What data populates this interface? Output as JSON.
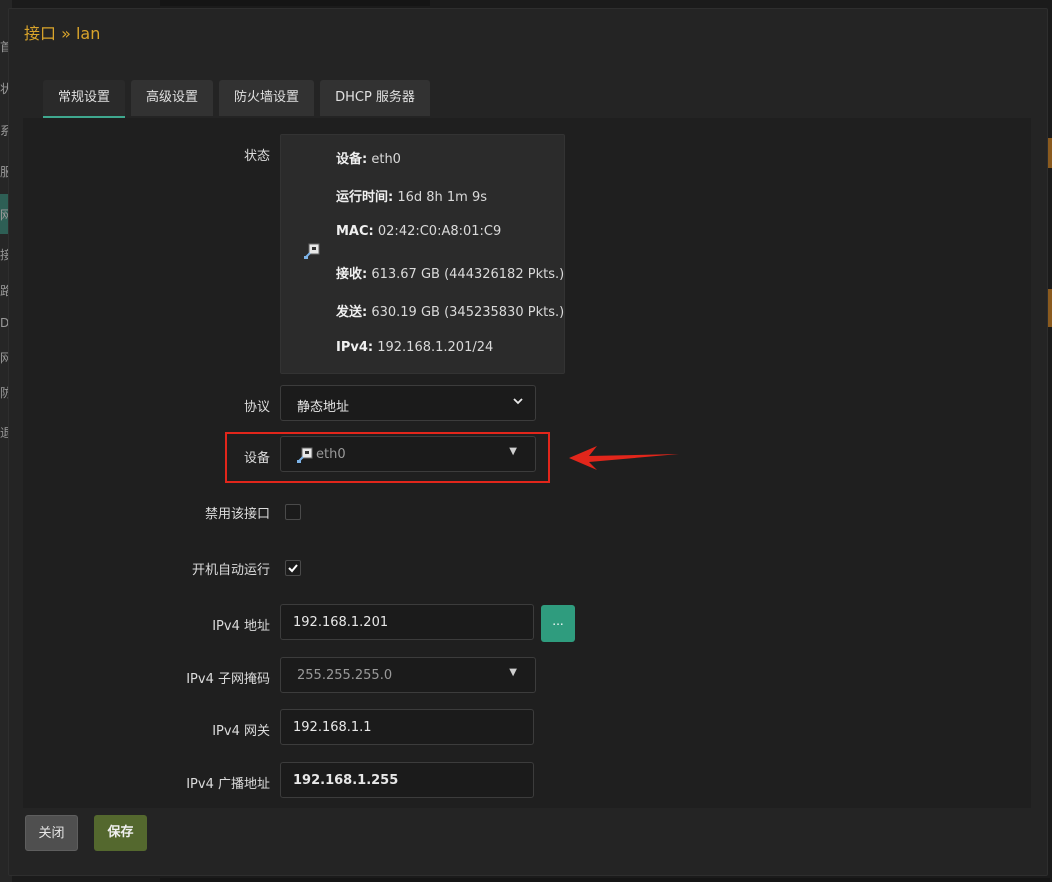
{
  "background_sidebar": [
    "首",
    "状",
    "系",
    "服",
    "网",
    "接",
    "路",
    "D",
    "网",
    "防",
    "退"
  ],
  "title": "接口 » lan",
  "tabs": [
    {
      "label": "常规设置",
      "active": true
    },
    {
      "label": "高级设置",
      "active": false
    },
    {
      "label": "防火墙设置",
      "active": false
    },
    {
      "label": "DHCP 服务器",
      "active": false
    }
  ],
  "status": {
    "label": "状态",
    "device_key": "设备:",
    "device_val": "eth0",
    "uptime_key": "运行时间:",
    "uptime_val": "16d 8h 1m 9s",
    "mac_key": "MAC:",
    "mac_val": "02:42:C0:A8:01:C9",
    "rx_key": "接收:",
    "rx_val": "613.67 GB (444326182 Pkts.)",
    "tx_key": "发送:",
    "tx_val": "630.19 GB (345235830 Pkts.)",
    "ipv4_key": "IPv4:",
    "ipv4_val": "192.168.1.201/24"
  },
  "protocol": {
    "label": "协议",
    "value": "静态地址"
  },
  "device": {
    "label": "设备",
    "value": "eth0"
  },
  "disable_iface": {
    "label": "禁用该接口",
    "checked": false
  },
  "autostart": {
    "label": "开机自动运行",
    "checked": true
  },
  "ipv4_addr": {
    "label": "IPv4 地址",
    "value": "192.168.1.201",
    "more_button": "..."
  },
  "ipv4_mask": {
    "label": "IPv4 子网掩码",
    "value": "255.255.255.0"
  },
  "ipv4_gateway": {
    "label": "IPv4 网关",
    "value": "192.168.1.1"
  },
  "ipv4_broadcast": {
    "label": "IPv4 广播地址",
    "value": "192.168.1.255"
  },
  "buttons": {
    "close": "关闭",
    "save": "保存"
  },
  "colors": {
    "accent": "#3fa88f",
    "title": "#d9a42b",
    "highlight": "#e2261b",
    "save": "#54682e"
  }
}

========================================================================

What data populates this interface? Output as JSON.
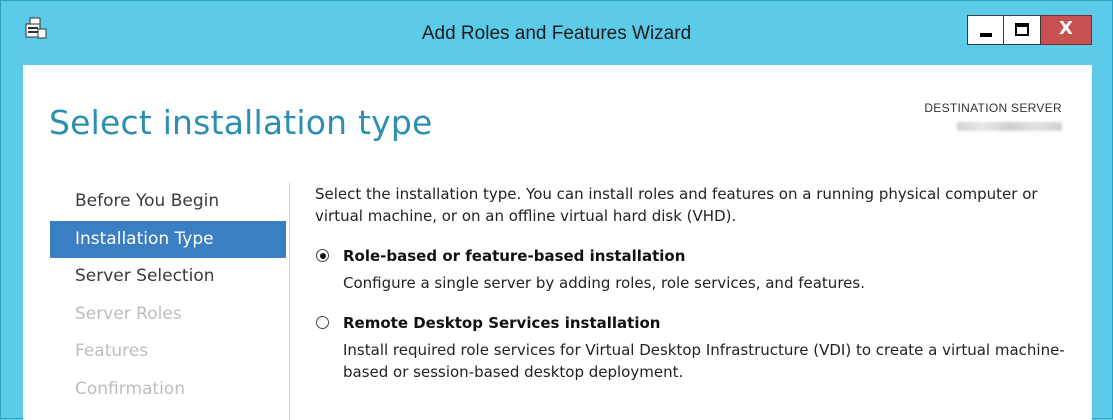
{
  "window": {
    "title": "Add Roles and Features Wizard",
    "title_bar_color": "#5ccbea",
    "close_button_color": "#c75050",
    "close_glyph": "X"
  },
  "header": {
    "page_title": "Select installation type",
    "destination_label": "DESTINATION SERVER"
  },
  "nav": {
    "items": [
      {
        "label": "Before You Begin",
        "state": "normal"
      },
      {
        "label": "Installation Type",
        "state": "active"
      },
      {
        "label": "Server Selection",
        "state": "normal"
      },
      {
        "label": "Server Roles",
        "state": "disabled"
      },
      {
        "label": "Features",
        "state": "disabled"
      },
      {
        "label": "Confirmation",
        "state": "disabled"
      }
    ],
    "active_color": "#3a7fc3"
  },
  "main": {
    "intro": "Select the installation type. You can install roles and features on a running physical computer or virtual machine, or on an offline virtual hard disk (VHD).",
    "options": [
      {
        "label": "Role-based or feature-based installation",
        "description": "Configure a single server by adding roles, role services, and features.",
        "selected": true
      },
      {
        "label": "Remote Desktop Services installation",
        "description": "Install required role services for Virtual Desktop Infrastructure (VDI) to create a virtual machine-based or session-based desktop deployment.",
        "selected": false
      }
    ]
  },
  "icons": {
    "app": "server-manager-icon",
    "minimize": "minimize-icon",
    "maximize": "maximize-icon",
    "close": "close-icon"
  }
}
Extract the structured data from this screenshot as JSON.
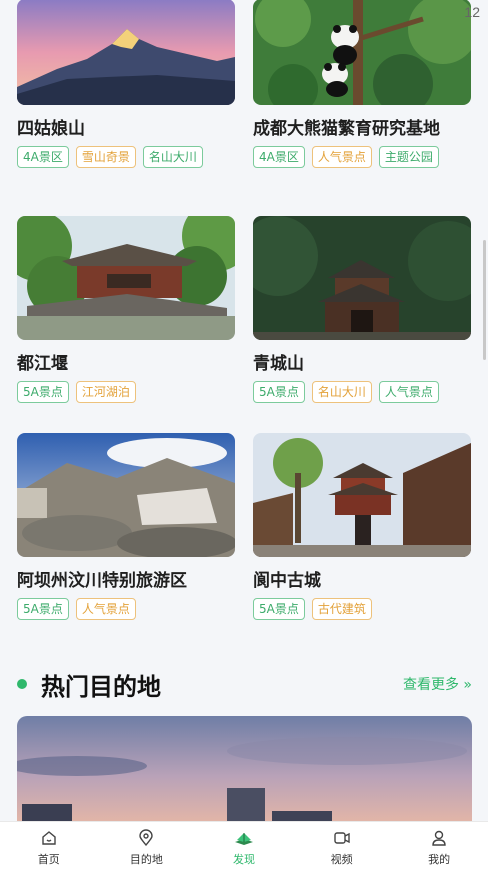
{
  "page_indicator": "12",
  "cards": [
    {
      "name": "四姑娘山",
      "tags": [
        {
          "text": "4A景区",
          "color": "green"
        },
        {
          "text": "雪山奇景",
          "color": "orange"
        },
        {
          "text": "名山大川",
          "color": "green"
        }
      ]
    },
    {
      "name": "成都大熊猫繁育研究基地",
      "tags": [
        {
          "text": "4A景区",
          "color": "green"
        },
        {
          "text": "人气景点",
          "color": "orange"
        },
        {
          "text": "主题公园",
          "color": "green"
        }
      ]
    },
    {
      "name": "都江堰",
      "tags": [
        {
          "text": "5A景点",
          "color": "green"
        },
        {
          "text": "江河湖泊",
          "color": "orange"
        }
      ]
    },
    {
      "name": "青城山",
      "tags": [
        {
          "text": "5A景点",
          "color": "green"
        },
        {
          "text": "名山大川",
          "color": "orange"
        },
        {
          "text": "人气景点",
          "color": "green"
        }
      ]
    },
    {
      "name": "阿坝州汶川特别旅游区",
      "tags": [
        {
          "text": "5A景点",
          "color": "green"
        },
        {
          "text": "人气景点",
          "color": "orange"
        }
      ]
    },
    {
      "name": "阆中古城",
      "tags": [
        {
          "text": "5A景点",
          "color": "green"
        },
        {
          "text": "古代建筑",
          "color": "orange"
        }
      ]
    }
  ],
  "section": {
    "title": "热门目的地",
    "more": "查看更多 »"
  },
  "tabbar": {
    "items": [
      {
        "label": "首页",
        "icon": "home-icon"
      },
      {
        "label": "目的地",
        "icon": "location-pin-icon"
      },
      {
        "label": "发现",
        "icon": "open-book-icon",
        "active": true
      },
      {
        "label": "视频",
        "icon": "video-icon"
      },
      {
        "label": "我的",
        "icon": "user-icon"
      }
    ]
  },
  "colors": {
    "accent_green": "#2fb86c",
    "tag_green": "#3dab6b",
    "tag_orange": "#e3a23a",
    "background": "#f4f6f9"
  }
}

========================================================================

INSTRUCTION => Look over the listing above. Pick out and copy every line that includes "Desktop".

EXERCISE RESULT =>
        "label": "Remote Desktop Services installation",
        "description": "Install required role services for Virtual Desktop Infrastructure (VDI) to create a virtual machine-based or session-based desktop deployment.",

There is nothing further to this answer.